Exercise objective
Do not carry the pictures over; copy every other part of the entries exactly.

Listed entries
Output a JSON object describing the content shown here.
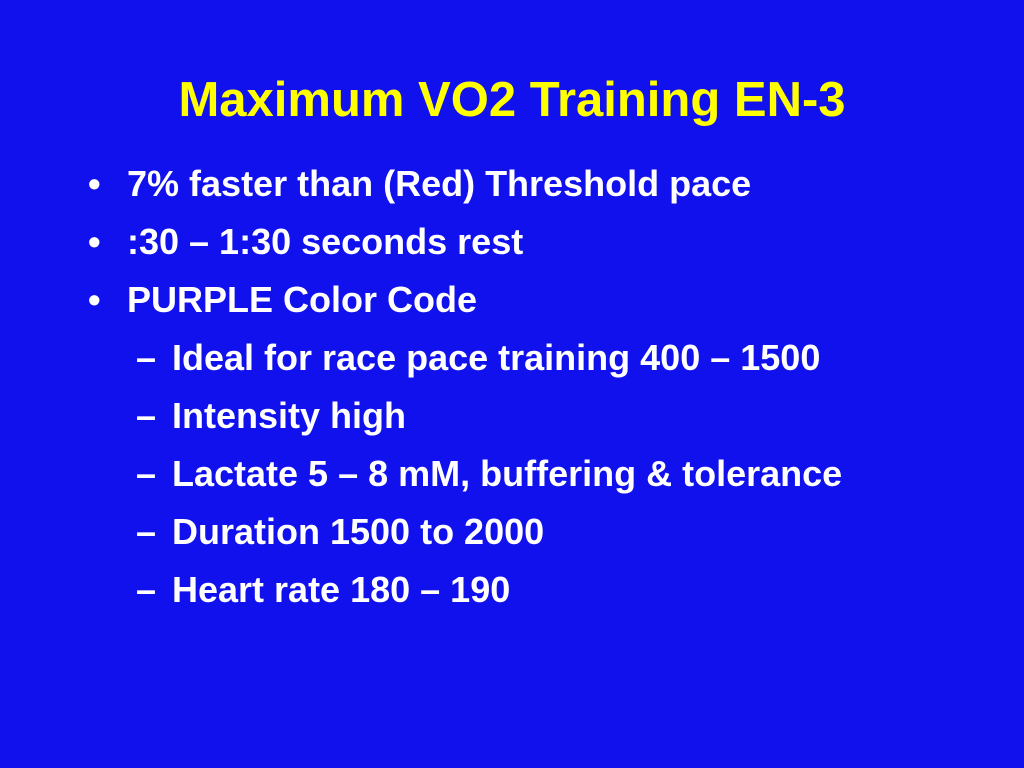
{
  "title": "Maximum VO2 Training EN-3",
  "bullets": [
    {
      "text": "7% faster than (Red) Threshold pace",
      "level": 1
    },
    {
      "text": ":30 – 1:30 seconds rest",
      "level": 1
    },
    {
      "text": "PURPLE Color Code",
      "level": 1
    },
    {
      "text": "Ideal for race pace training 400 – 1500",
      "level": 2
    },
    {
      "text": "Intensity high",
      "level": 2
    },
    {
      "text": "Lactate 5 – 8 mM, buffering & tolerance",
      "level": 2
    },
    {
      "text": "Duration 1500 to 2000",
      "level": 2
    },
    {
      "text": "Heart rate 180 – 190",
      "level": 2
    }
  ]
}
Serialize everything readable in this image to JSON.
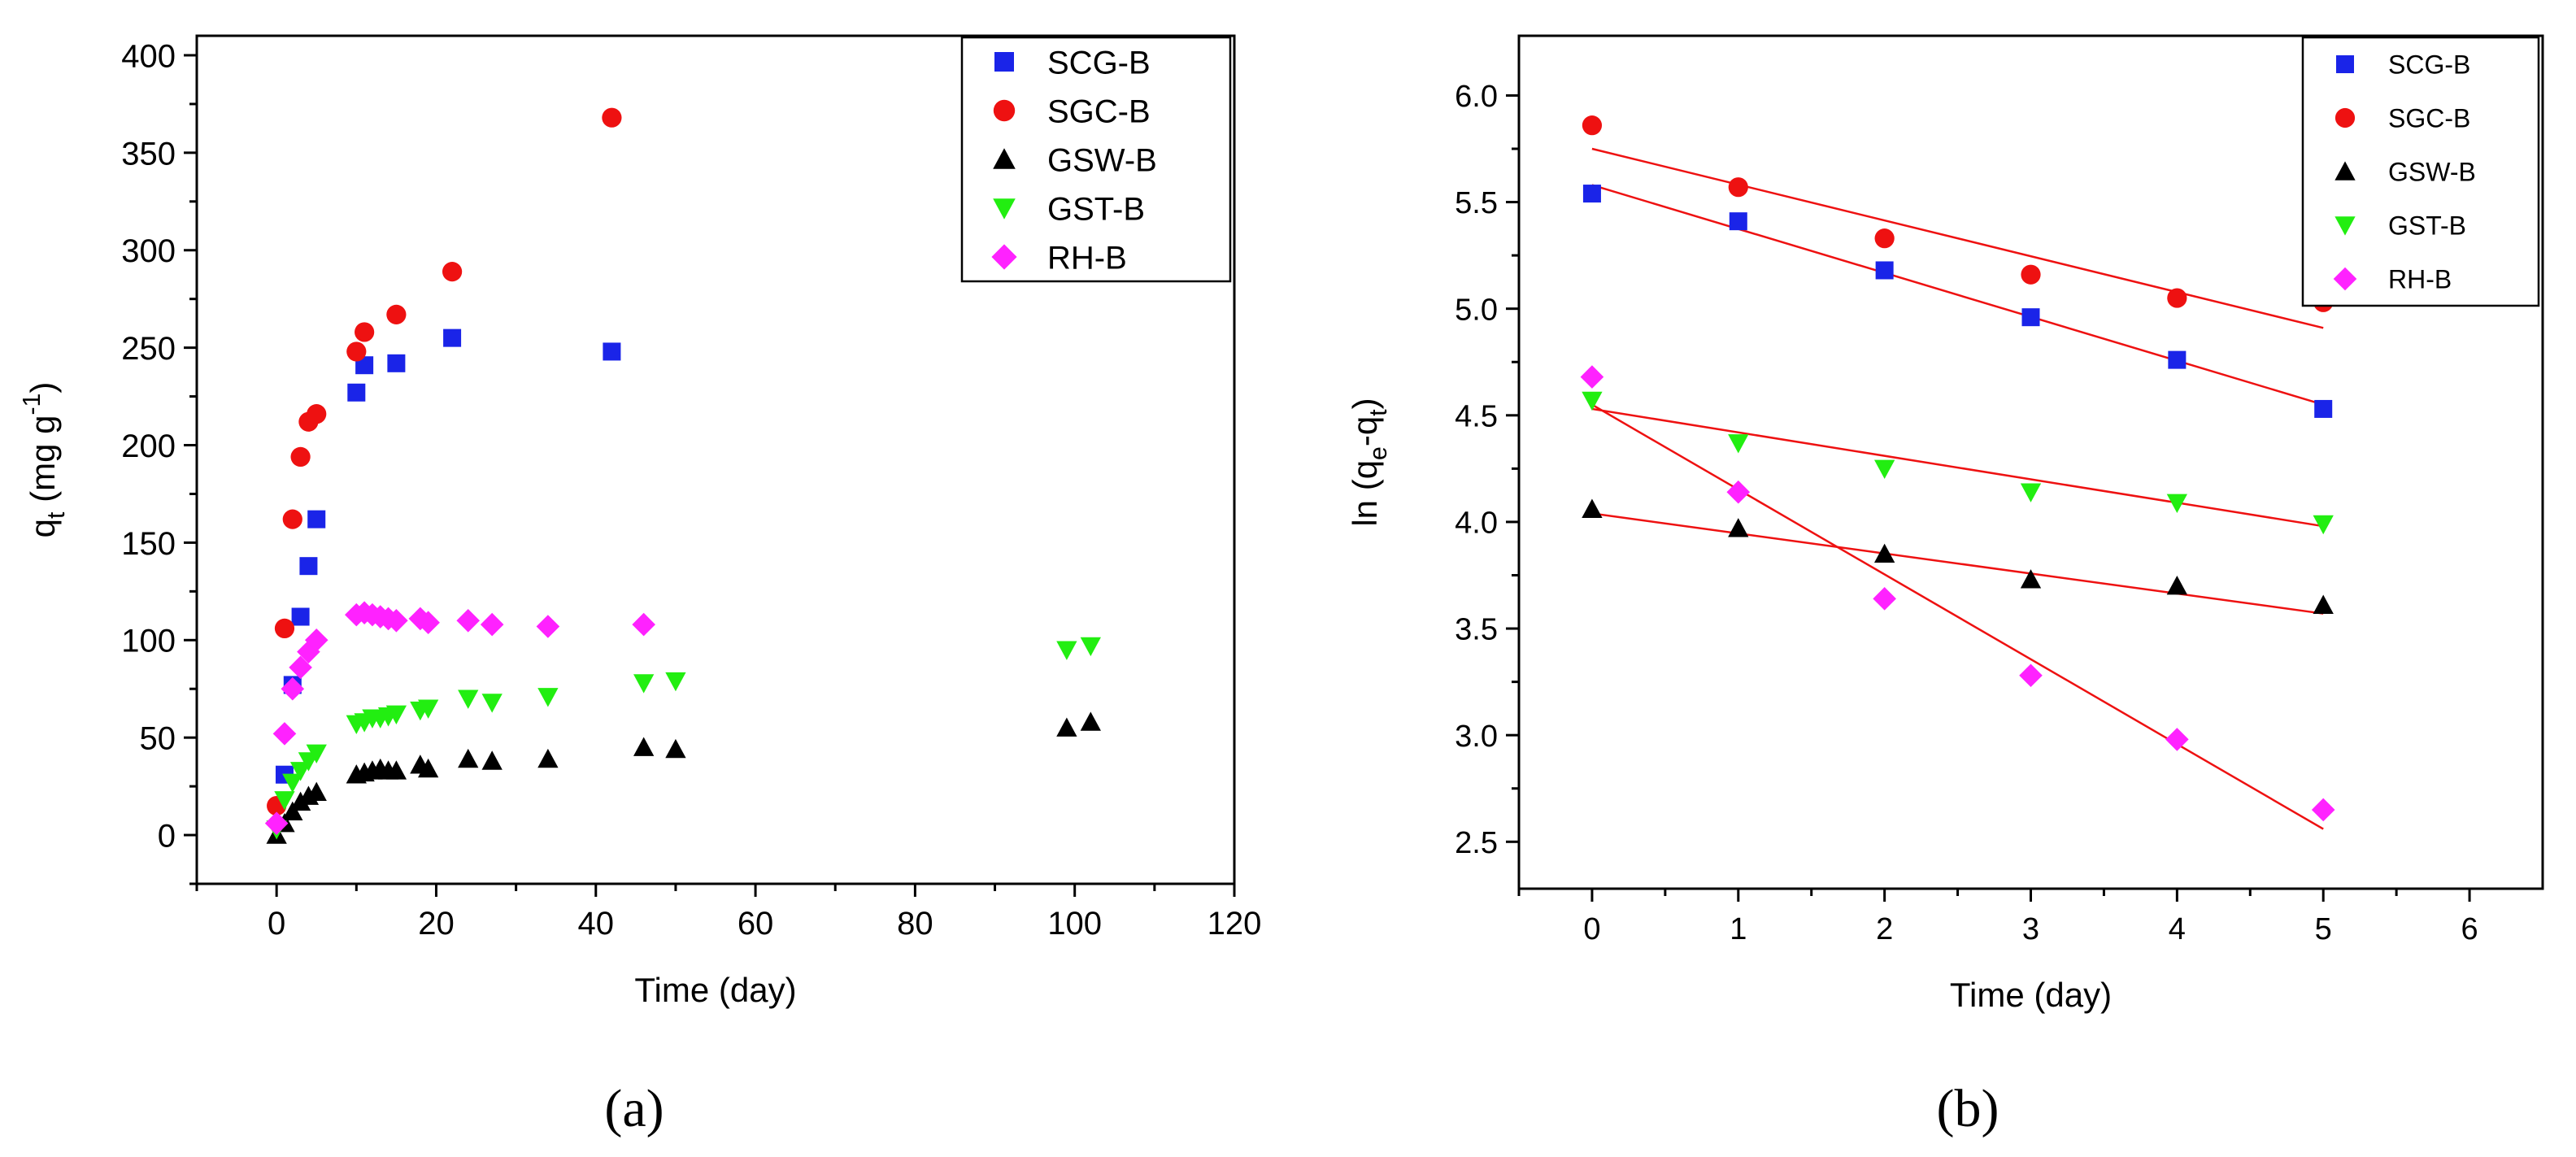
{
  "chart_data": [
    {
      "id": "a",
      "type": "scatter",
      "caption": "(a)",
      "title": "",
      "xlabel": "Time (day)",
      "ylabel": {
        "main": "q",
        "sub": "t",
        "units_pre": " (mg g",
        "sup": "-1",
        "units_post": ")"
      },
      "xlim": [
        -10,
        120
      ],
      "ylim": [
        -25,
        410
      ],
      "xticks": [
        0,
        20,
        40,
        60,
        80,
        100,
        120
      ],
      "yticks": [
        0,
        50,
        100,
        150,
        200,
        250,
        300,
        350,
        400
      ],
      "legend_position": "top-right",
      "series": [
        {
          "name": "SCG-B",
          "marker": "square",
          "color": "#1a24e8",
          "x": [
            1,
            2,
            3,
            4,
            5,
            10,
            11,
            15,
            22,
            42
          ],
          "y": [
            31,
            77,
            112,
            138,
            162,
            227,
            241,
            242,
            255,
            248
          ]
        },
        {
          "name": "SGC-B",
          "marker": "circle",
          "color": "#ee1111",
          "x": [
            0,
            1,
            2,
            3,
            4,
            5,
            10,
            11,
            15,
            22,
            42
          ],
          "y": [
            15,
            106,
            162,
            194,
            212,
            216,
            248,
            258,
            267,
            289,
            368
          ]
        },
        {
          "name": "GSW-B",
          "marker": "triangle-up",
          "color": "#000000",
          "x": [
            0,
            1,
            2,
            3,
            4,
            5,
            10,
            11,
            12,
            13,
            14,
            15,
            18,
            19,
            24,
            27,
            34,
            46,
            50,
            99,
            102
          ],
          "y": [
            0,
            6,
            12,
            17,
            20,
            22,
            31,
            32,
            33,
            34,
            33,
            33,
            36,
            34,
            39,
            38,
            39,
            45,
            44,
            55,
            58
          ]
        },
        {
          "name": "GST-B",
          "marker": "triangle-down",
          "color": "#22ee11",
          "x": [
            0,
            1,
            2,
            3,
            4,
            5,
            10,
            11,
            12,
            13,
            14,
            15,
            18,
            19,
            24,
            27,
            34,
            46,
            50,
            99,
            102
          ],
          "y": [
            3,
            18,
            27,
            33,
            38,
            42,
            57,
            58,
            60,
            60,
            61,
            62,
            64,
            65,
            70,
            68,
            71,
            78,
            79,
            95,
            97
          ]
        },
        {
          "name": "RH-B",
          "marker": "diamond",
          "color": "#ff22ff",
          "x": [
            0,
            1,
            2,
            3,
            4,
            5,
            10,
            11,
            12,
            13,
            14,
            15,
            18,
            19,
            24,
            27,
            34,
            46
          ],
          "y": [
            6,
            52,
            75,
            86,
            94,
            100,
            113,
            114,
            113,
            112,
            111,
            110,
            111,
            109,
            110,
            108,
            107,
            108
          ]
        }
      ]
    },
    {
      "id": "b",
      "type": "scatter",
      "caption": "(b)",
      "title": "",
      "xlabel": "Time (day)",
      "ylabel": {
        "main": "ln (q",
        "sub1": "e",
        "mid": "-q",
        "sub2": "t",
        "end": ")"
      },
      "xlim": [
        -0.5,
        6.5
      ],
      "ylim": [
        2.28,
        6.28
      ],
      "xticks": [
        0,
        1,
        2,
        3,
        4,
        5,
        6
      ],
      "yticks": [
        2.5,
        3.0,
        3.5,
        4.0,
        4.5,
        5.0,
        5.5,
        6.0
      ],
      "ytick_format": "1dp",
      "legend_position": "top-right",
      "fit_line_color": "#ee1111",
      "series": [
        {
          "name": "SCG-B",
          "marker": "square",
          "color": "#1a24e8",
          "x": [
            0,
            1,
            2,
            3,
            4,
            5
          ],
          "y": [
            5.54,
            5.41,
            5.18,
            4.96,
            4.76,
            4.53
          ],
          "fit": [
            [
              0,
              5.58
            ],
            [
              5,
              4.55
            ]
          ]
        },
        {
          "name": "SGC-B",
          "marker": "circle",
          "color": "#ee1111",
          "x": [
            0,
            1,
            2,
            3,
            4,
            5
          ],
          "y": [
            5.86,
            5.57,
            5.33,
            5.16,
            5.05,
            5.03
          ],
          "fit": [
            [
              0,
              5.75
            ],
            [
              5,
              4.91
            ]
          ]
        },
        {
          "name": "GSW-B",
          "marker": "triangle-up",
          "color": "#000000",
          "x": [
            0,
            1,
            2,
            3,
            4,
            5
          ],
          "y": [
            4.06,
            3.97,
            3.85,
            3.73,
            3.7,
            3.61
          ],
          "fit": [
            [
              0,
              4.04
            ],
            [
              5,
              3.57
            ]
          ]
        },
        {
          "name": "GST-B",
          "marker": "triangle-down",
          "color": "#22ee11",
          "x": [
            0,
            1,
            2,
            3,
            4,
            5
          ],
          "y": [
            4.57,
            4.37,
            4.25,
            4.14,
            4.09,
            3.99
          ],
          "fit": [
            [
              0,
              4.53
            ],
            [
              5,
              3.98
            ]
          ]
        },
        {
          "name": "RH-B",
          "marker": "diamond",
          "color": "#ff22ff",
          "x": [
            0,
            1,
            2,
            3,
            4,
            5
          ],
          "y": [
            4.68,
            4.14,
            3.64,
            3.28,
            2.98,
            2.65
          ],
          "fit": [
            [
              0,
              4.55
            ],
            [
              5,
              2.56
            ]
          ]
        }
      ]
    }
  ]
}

Result
Output a JSON object describing the content shown here.
{
  "title": "Maximum VO2 Training EN-3",
  "bullets": [
    {
      "text": "7% faster than (Red) Threshold pace",
      "level": 1
    },
    {
      "text": ":30 – 1:30 seconds rest",
      "level": 1
    },
    {
      "text": "PURPLE Color Code",
      "level": 1
    },
    {
      "text": "Ideal for race pace training 400 – 1500",
      "level": 2
    },
    {
      "text": "Intensity high",
      "level": 2
    },
    {
      "text": "Lactate 5 – 8 mM, buffering & tolerance",
      "level": 2
    },
    {
      "text": "Duration 1500 to 2000",
      "level": 2
    },
    {
      "text": "Heart rate 180 – 190",
      "level": 2
    }
  ]
}
Serialize everything readable in this image to JSON.
{
  "chart_data": [
    {
      "id": "a",
      "type": "scatter",
      "caption": "(a)",
      "title": "",
      "xlabel": "Time (day)",
      "ylabel": {
        "main": "q",
        "sub": "t",
        "units_pre": " (mg g",
        "sup": "-1",
        "units_post": ")"
      },
      "xlim": [
        -10,
        120
      ],
      "ylim": [
        -25,
        410
      ],
      "xticks": [
        0,
        20,
        40,
        60,
        80,
        100,
        120
      ],
      "yticks": [
        0,
        50,
        100,
        150,
        200,
        250,
        300,
        350,
        400
      ],
      "legend_position": "top-right",
      "series": [
        {
          "name": "SCG-B",
          "marker": "square",
          "color": "#1a24e8",
          "x": [
            1,
            2,
            3,
            4,
            5,
            10,
            11,
            15,
            22,
            42
          ],
          "y": [
            31,
            77,
            112,
            138,
            162,
            227,
            241,
            242,
            255,
            248
          ]
        },
        {
          "name": "SGC-B",
          "marker": "circle",
          "color": "#ee1111",
          "x": [
            0,
            1,
            2,
            3,
            4,
            5,
            10,
            11,
            15,
            22,
            42
          ],
          "y": [
            15,
            106,
            162,
            194,
            212,
            216,
            248,
            258,
            267,
            289,
            368
          ]
        },
        {
          "name": "GSW-B",
          "marker": "triangle-up",
          "color": "#000000",
          "x": [
            0,
            1,
            2,
            3,
            4,
            5,
            10,
            11,
            12,
            13,
            14,
            15,
            18,
            19,
            24,
            27,
            34,
            46,
            50,
            99,
            102
          ],
          "y": [
            0,
            6,
            12,
            17,
            20,
            22,
            31,
            32,
            33,
            34,
            33,
            33,
            36,
            34,
            39,
            38,
            39,
            45,
            44,
            55,
            58
          ]
        },
        {
          "name": "GST-B",
          "marker": "triangle-down",
          "color": "#22ee11",
          "x": [
            0,
            1,
            2,
            3,
            4,
            5,
            10,
            11,
            12,
            13,
            14,
            15,
            18,
            19,
            24,
            27,
            34,
            46,
            50,
            99,
            102
          ],
          "y": [
            3,
            18,
            27,
            33,
            38,
            42,
            57,
            58,
            60,
            60,
            61,
            62,
            64,
            65,
            70,
            68,
            71,
            78,
            79,
            95,
            97
          ]
        },
        {
          "name": "RH-B",
          "marker": "diamond",
          "color": "#ff22ff",
          "x": [
            0,
            1,
            2,
            3,
            4,
            5,
            10,
            11,
            12,
            13,
            14,
            15,
            18,
            19,
            24,
            27,
            34,
            46
          ],
          "y": [
            6,
            52,
            75,
            86,
            94,
            100,
            113,
            114,
            113,
            112,
            111,
            110,
            111,
            109,
            110,
            108,
            107,
            108
          ]
        }
      ]
    },
    {
      "id": "b",
      "type": "scatter",
      "caption": "(b)",
      "title": "",
      "xlabel": "Time (day)",
      "ylabel": {
        "main": "ln (q",
        "sub1": "e",
        "mid": "-q",
        "sub2": "t",
        "end": ")"
      },
      "xlim": [
        -0.5,
        6.5
      ],
      "ylim": [
        2.28,
        6.28
      ],
      "xticks": [
        0,
        1,
        2,
        3,
        4,
        5,
        6
      ],
      "yticks": [
        2.5,
        3.0,
        3.5,
        4.0,
        4.5,
        5.0,
        5.5,
        6.0
      ],
      "ytick_format": "1dp",
      "legend_position": "top-right",
      "fit_line_color": "#ee1111",
      "series": [
        {
          "name": "SCG-B",
          "marker": "square",
          "color": "#1a24e8",
          "x": [
            0,
            1,
            2,
            3,
            4,
            5
          ],
          "y": [
            5.54,
            5.41,
            5.18,
            4.96,
            4.76,
            4.53
          ],
          "fit": [
            [
              0,
              5.58
            ],
            [
              5,
              4.55
            ]
          ]
        },
        {
          "name": "SGC-B",
          "marker": "circle",
          "color": "#ee1111",
          "x": [
            0,
            1,
            2,
            3,
            4,
            5
          ],
          "y": [
            5.86,
            5.57,
            5.33,
            5.16,
            5.05,
            5.03
          ],
          "fit": [
            [
              0,
              5.75
            ],
            [
              5,
              4.91
            ]
          ]
        },
        {
          "name": "GSW-B",
          "marker": "triangle-up",
          "color": "#000000",
          "x": [
            0,
            1,
            2,
            3,
            4,
            5
          ],
          "y": [
            4.06,
            3.97,
            3.85,
            3.73,
            3.7,
            3.61
          ],
          "fit": [
            [
              0,
              4.04
            ],
            [
              5,
              3.57
            ]
          ]
        },
        {
          "name": "GST-B",
          "marker": "triangle-down",
          "color": "#22ee11",
          "x": [
            0,
            1,
            2,
            3,
            4,
            5
          ],
          "y": [
            4.57,
            4.37,
            4.25,
            4.14,
            4.09,
            3.99
          ],
          "fit": [
            [
              0,
              4.53
            ],
            [
              5,
              3.98
            ]
          ]
        },
        {
          "name": "RH-B",
          "marker": "diamond",
          "color": "#ff22ff",
          "x": [
            0,
            1,
            2,
            3,
            4,
            5
          ],
          "y": [
            4.68,
            4.14,
            3.64,
            3.28,
            2.98,
            2.65
          ],
          "fit": [
            [
              0,
              4.55
            ],
            [
              5,
              2.56
            ]
          ]
        }
      ]
    }
  ]
}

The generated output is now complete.